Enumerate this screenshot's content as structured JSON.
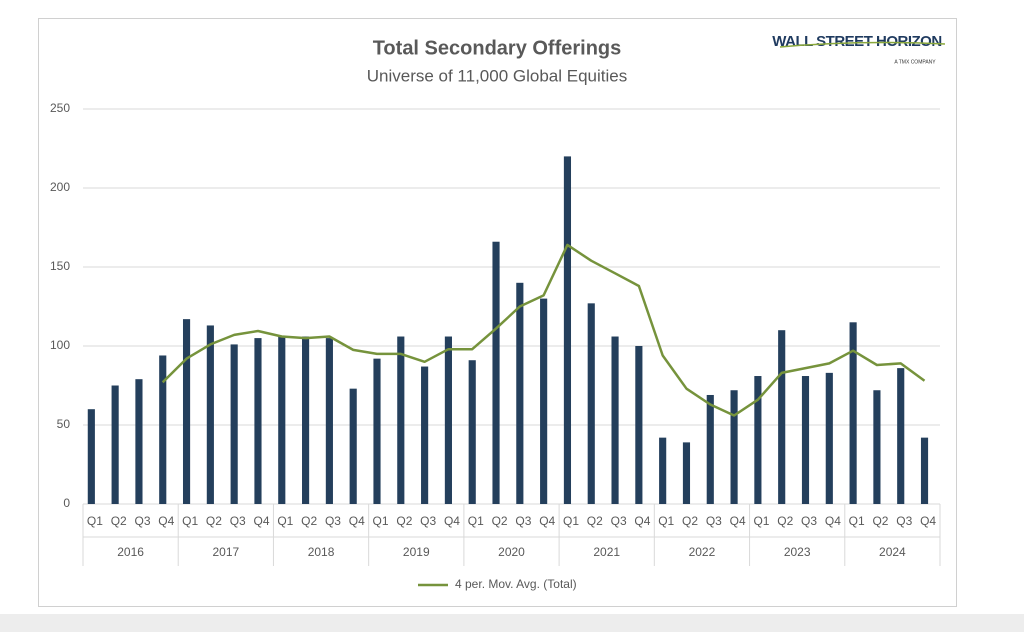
{
  "chart_data": {
    "type": "bar-line",
    "title": "Total Secondary Offerings",
    "subtitle": "Universe of 11,000 Global Equities",
    "categories": [
      "Q1",
      "Q2",
      "Q3",
      "Q4",
      "Q1",
      "Q2",
      "Q3",
      "Q4",
      "Q1",
      "Q2",
      "Q3",
      "Q4",
      "Q1",
      "Q2",
      "Q3",
      "Q4",
      "Q1",
      "Q2",
      "Q3",
      "Q4",
      "Q1",
      "Q2",
      "Q3",
      "Q4",
      "Q1",
      "Q2",
      "Q3",
      "Q4",
      "Q1",
      "Q2",
      "Q3",
      "Q4",
      "Q1",
      "Q2",
      "Q3",
      "Q4"
    ],
    "groups": [
      "2016",
      "2017",
      "2018",
      "2019",
      "2020",
      "2021",
      "2022",
      "2023",
      "2024"
    ],
    "series": [
      {
        "type": "bar",
        "color": "#243f5c",
        "values": [
          60,
          75,
          79,
          94,
          117,
          113,
          101,
          105,
          106,
          106,
          105,
          73,
          92,
          106,
          87,
          106,
          91,
          166,
          140,
          130,
          220,
          127,
          106,
          100,
          42,
          39,
          69,
          72,
          81,
          110,
          81,
          83,
          115,
          72,
          86,
          42
        ]
      },
      {
        "type": "line",
        "name": "4 per. Mov. Avg. (Total)",
        "color": "#76933c",
        "values": [
          null,
          null,
          null,
          77,
          92,
          101,
          107,
          109.5,
          106,
          105,
          106,
          97.5,
          95,
          95,
          90,
          98,
          98,
          111,
          125,
          132,
          164,
          154,
          146,
          138,
          94,
          73,
          63,
          56,
          66,
          83,
          86,
          89,
          97,
          88,
          89,
          78
        ]
      }
    ],
    "ylim": [
      0,
      250
    ],
    "yticks": [
      0,
      50,
      100,
      150,
      200,
      250
    ],
    "grid": true
  },
  "logo": {
    "name": "WALL STREET HORIZON",
    "tagline": "A TMX COMPANY"
  }
}
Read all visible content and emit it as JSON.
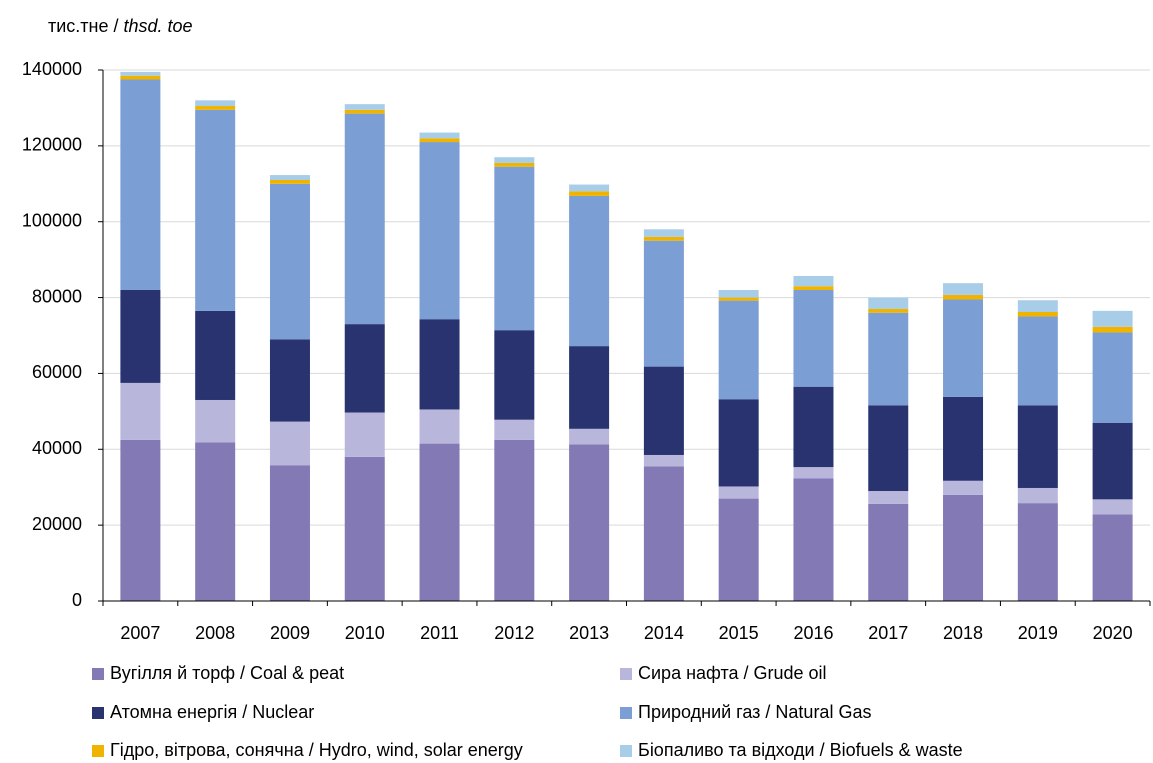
{
  "chart_data": {
    "type": "stacked_bar",
    "ylabel": "тис.тне /",
    "ylabel_unit": "thsd. toe",
    "categories": [
      "2007",
      "2008",
      "2009",
      "2010",
      "2011",
      "2012",
      "2013",
      "2014",
      "2015",
      "2016",
      "2017",
      "2018",
      "2019",
      "2020"
    ],
    "series": [
      {
        "name": "Вугілля й торф / Coal & peat",
        "color": "#8279b5",
        "values": [
          42500,
          41800,
          35800,
          38000,
          41500,
          42500,
          41300,
          35500,
          27000,
          32300,
          25600,
          28000,
          25800,
          22800
        ]
      },
      {
        "name": "Сира нафта / Grude oil",
        "color": "#b9b6dc",
        "values": [
          15000,
          11200,
          11500,
          11700,
          9000,
          5300,
          4100,
          3000,
          3200,
          3000,
          3400,
          3700,
          4000,
          4000
        ]
      },
      {
        "name": "Атомна енергія / Nuclear",
        "color": "#283370",
        "values": [
          24500,
          23500,
          21700,
          23300,
          23800,
          23600,
          21800,
          23300,
          23000,
          21200,
          22600,
          22100,
          21800,
          20200
        ]
      },
      {
        "name": "Природний газ / Natural Gas",
        "color": "#7b9ed4",
        "values": [
          55500,
          53000,
          41000,
          55500,
          46700,
          43100,
          39600,
          33200,
          26000,
          25500,
          24400,
          25700,
          23400,
          23800
        ]
      },
      {
        "name": "Гідро, вітрова, сонячна / Hydro, wind, solar energy",
        "color": "#f0b400",
        "values": [
          1000,
          1000,
          1000,
          1000,
          1000,
          1000,
          1200,
          1000,
          800,
          1000,
          1000,
          1200,
          1200,
          1500
        ]
      },
      {
        "name": "Біопаливо та відходи / Biofuels & waste",
        "color": "#a8cde8",
        "values": [
          1000,
          1500,
          1300,
          1500,
          1500,
          1500,
          1800,
          2000,
          2000,
          2700,
          3000,
          3100,
          3100,
          4200
        ]
      }
    ],
    "ylim": [
      0,
      140000
    ],
    "yticks": [
      0,
      20000,
      40000,
      60000,
      80000,
      100000,
      120000,
      140000
    ],
    "grid": true
  }
}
──────────
_THE REQUEST_. Without including the pictures, reproduce all entries exactly.

_WRITTEN RESPONSE_.
Enumerate this screenshot's content as structured JSON.
{
  "chart_data": {
    "type": "bar-line",
    "title": "Total Secondary Offerings",
    "subtitle": "Universe of 11,000 Global Equities",
    "categories": [
      "Q1",
      "Q2",
      "Q3",
      "Q4",
      "Q1",
      "Q2",
      "Q3",
      "Q4",
      "Q1",
      "Q2",
      "Q3",
      "Q4",
      "Q1",
      "Q2",
      "Q3",
      "Q4",
      "Q1",
      "Q2",
      "Q3",
      "Q4",
      "Q1",
      "Q2",
      "Q3",
      "Q4",
      "Q1",
      "Q2",
      "Q3",
      "Q4",
      "Q1",
      "Q2",
      "Q3",
      "Q4",
      "Q1",
      "Q2",
      "Q3",
      "Q4"
    ],
    "groups": [
      "2016",
      "2017",
      "2018",
      "2019",
      "2020",
      "2021",
      "2022",
      "2023",
      "2024"
    ],
    "series": [
      {
        "type": "bar",
        "color": "#243f5c",
        "values": [
          60,
          75,
          79,
          94,
          117,
          113,
          101,
          105,
          106,
          106,
          105,
          73,
          92,
          106,
          87,
          106,
          91,
          166,
          140,
          130,
          220,
          127,
          106,
          100,
          42,
          39,
          69,
          72,
          81,
          110,
          81,
          83,
          115,
          72,
          86,
          42
        ]
      },
      {
        "type": "line",
        "name": "4 per. Mov. Avg. (Total)",
        "color": "#76933c",
        "values": [
          null,
          null,
          null,
          77,
          92,
          101,
          107,
          109.5,
          106,
          105,
          106,
          97.5,
          95,
          95,
          90,
          98,
          98,
          111,
          125,
          132,
          164,
          154,
          146,
          138,
          94,
          73,
          63,
          56,
          66,
          83,
          86,
          89,
          97,
          88,
          89,
          78
        ]
      }
    ],
    "ylim": [
      0,
      250
    ],
    "yticks": [
      0,
      50,
      100,
      150,
      200,
      250
    ],
    "grid": true
  },
  "logo": {
    "name": "WALL STREET HORIZON",
    "tagline": "A TMX COMPANY"
  }
}
Read all visible content and emit it as JSON.
{
  "chart_data": {
    "type": "stacked_bar",
    "ylabel": "тис.тне /",
    "ylabel_unit": "thsd. toe",
    "categories": [
      "2007",
      "2008",
      "2009",
      "2010",
      "2011",
      "2012",
      "2013",
      "2014",
      "2015",
      "2016",
      "2017",
      "2018",
      "2019",
      "2020"
    ],
    "series": [
      {
        "name": "Вугілля й торф / Coal & peat",
        "color": "#8279b5",
        "values": [
          42500,
          41800,
          35800,
          38000,
          41500,
          42500,
          41300,
          35500,
          27000,
          32300,
          25600,
          28000,
          25800,
          22800
        ]
      },
      {
        "name": "Сира нафта / Grude oil",
        "color": "#b9b6dc",
        "values": [
          15000,
          11200,
          11500,
          11700,
          9000,
          5300,
          4100,
          3000,
          3200,
          3000,
          3400,
          3700,
          4000,
          4000
        ]
      },
      {
        "name": "Атомна енергія / Nuclear",
        "color": "#283370",
        "values": [
          24500,
          23500,
          21700,
          23300,
          23800,
          23600,
          21800,
          23300,
          23000,
          21200,
          22600,
          22100,
          21800,
          20200
        ]
      },
      {
        "name": "Природний газ / Natural Gas",
        "color": "#7b9ed4",
        "values": [
          55500,
          53000,
          41000,
          55500,
          46700,
          43100,
          39600,
          33200,
          26000,
          25500,
          24400,
          25700,
          23400,
          23800
        ]
      },
      {
        "name": "Гідро, вітрова, сонячна / Hydro, wind, solar energy",
        "color": "#f0b400",
        "values": [
          1000,
          1000,
          1000,
          1000,
          1000,
          1000,
          1200,
          1000,
          800,
          1000,
          1000,
          1200,
          1200,
          1500
        ]
      },
      {
        "name": "Біопаливо та відходи / Biofuels & waste",
        "color": "#a8cde8",
        "values": [
          1000,
          1500,
          1300,
          1500,
          1500,
          1500,
          1800,
          2000,
          2000,
          2700,
          3000,
          3100,
          3100,
          4200
        ]
      }
    ],
    "ylim": [
      0,
      140000
    ],
    "yticks": [
      0,
      20000,
      40000,
      60000,
      80000,
      100000,
      120000,
      140000
    ],
    "grid": true
  }
}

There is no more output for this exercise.